* _Collected data entries_
####################

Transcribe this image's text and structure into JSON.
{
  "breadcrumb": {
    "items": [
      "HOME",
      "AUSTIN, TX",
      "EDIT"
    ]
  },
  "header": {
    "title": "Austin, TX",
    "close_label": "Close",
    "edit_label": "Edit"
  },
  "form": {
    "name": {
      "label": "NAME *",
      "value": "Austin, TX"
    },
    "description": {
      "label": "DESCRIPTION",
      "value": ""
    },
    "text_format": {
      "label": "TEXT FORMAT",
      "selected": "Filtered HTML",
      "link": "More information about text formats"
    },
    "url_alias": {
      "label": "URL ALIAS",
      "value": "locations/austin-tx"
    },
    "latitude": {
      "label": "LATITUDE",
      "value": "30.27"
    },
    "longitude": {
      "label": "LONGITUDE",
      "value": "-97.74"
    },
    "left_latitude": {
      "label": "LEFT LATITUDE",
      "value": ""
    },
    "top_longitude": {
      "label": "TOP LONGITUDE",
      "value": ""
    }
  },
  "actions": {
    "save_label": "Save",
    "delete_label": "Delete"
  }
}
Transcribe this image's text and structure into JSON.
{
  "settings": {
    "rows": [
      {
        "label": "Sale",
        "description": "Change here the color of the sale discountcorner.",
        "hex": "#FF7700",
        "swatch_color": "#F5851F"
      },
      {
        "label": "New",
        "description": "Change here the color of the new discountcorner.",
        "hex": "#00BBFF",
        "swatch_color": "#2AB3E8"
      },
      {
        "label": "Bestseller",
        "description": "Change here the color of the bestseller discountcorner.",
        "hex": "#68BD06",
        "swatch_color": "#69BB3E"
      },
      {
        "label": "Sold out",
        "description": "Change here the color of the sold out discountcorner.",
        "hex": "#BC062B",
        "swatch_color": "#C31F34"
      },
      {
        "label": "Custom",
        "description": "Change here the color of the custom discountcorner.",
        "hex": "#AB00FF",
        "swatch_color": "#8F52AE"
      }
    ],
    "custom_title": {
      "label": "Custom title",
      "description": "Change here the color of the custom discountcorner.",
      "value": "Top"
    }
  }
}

####################

* _Given task_
Repeat the material in full, exactly as it stands.

* _Response to this exercise_
Transcribe this image's text and structure into JSON.
{
  "breadcrumb": {
    "items": [
      "HOME",
      "AUSTIN, TX",
      "EDIT"
    ]
  },
  "header": {
    "title": "Austin, TX",
    "close_label": "Close",
    "edit_label": "Edit"
  },
  "form": {
    "name": {
      "label": "NAME *",
      "value": "Austin, TX"
    },
    "description": {
      "label": "DESCRIPTION",
      "value": ""
    },
    "text_format": {
      "label": "TEXT FORMAT",
      "selected": "Filtered HTML",
      "link": "More information about text formats"
    },
    "url_alias": {
      "label": "URL ALIAS",
      "value": "locations/austin-tx"
    },
    "latitude": {
      "label": "LATITUDE",
      "value": "30.27"
    },
    "longitude": {
      "label": "LONGITUDE",
      "value": "-97.74"
    },
    "left_latitude": {
      "label": "LEFT LATITUDE",
      "value": ""
    },
    "top_longitude": {
      "label": "TOP LONGITUDE",
      "value": ""
    }
  },
  "actions": {
    "save_label": "Save",
    "delete_label": "Delete"
  }
}
Transcribe this image's text and structure into JSON.
{
  "settings": {
    "rows": [
      {
        "label": "Sale",
        "description": "Change here the color of the sale discountcorner.",
        "hex": "#FF7700",
        "swatch_color": "#F5851F"
      },
      {
        "label": "New",
        "description": "Change here the color of the new discountcorner.",
        "hex": "#00BBFF",
        "swatch_color": "#2AB3E8"
      },
      {
        "label": "Bestseller",
        "description": "Change here the color of the bestseller discountcorner.",
        "hex": "#68BD06",
        "swatch_color": "#69BB3E"
      },
      {
        "label": "Sold out",
        "description": "Change here the color of the sold out discountcorner.",
        "hex": "#BC062B",
        "swatch_color": "#C31F34"
      },
      {
        "label": "Custom",
        "description": "Change here the color of the custom discountcorner.",
        "hex": "#AB00FF",
        "swatch_color": "#8F52AE"
      }
    ],
    "custom_title": {
      "label": "Custom title",
      "description": "Change here the color of the custom discountcorner.",
      "value": "Top"
    }
  }
}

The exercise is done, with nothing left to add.